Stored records
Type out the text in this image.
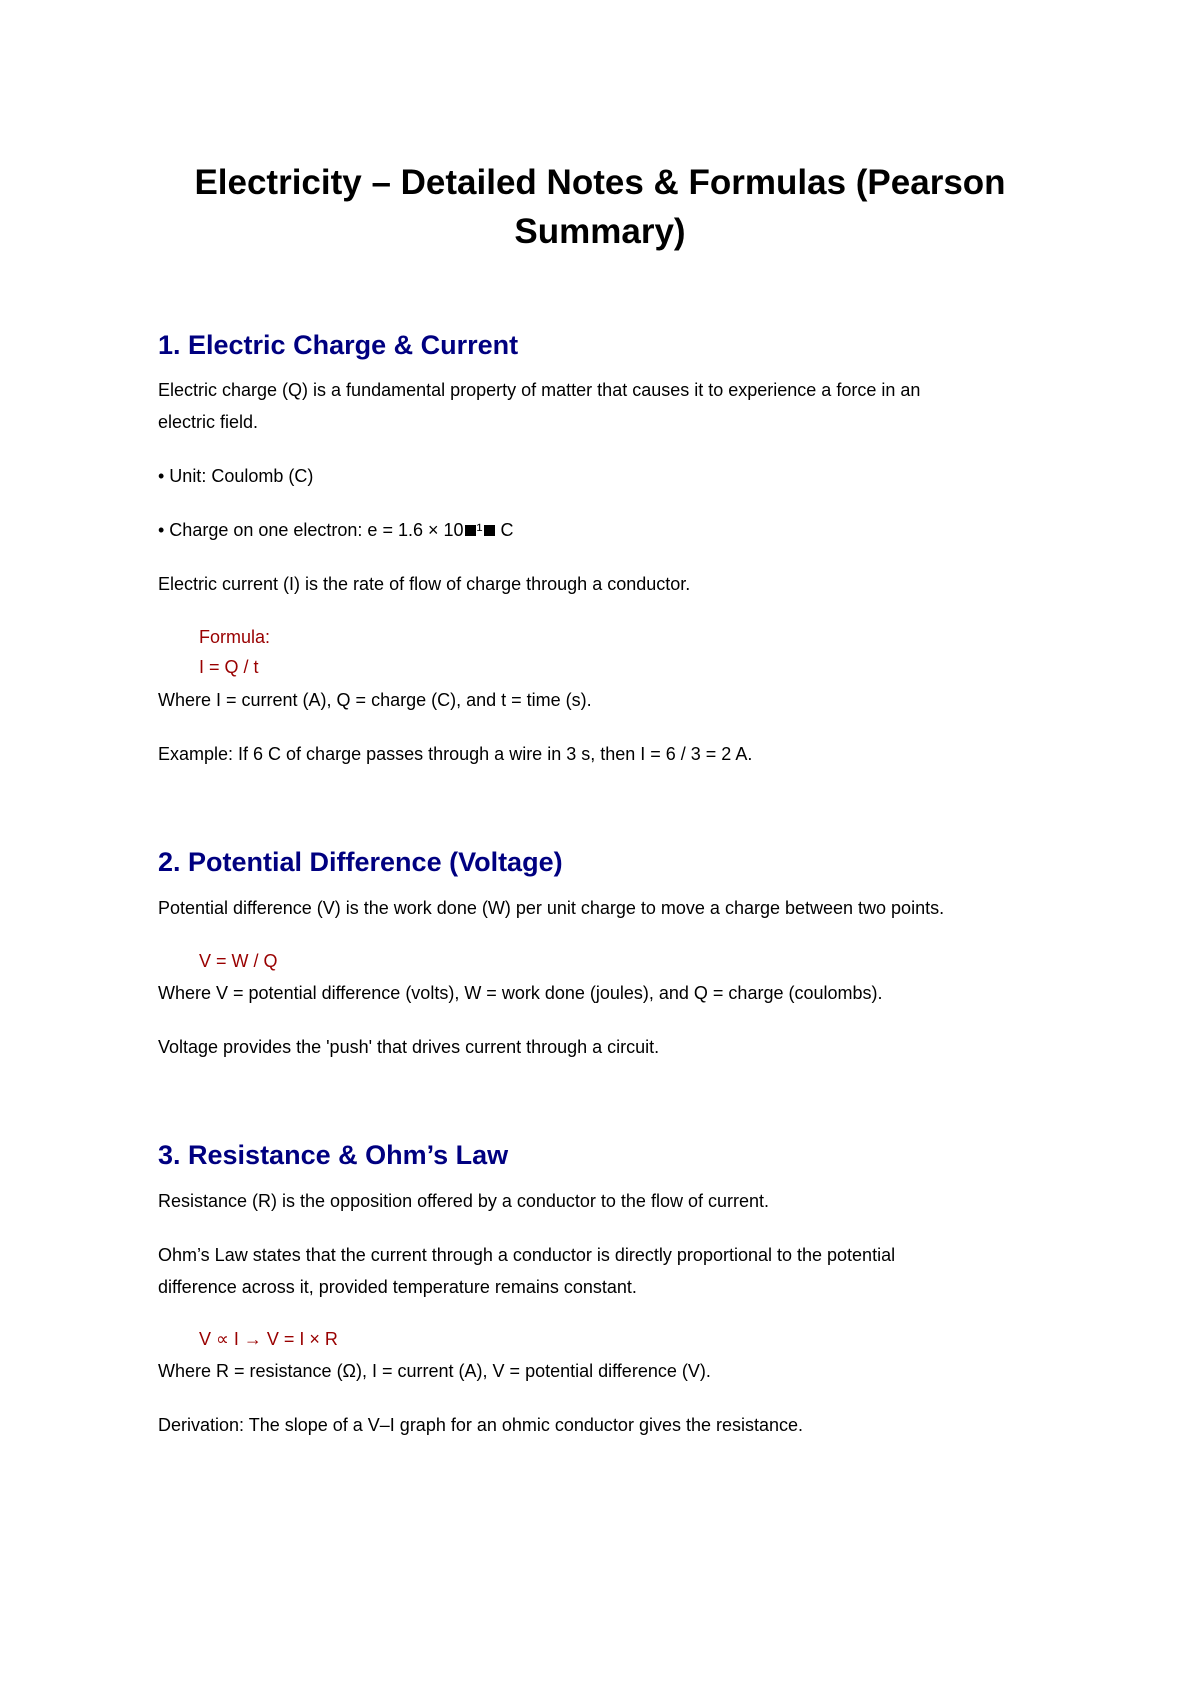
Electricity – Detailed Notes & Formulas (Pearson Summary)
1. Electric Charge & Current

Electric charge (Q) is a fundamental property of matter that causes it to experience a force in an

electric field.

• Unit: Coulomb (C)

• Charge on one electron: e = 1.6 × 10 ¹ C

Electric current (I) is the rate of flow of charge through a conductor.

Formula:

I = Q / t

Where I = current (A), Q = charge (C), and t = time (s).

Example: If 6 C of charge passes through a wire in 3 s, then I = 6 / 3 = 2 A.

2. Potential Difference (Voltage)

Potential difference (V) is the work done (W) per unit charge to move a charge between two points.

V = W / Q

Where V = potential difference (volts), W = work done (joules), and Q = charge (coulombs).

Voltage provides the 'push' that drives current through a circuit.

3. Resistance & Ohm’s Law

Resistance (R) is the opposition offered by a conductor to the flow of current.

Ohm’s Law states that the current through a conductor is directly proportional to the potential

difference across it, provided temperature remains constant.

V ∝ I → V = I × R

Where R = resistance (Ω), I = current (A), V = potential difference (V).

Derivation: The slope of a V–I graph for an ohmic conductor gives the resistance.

[Do this]: Please write out all of the material above without changing a word, and omit any pictures.

[Output]:
Type out the text in this image.
Electricity – Detailed Notes & Formulas (Pearson Summary)
1. Electric Charge & Current

Electric charge (Q) is a fundamental property of matter that causes it to experience a force in an

electric field.

• Unit: Coulomb (C)

• Charge on one electron: e = 1.6 × 10 ¹ C

Electric current (I) is the rate of flow of charge through a conductor.

Formula:

I = Q / t

Where I = current (A), Q = charge (C), and t = time (s).

Example: If 6 C of charge passes through a wire in 3 s, then I = 6 / 3 = 2 A.

2. Potential Difference (Voltage)

Potential difference (V) is the work done (W) per unit charge to move a charge between two points.

V = W / Q

Where V = potential difference (volts), W = work done (joules), and Q = charge (coulombs).

Voltage provides the 'push' that drives current through a circuit.

3. Resistance & Ohm’s Law

Resistance (R) is the opposition offered by a conductor to the flow of current.

Ohm’s Law states that the current through a conductor is directly proportional to the potential

difference across it, provided temperature remains constant.

V ∝ I → V = I × R

Where R = resistance (Ω), I = current (A), V = potential difference (V).

Derivation: The slope of a V–I graph for an ohmic conductor gives the resistance.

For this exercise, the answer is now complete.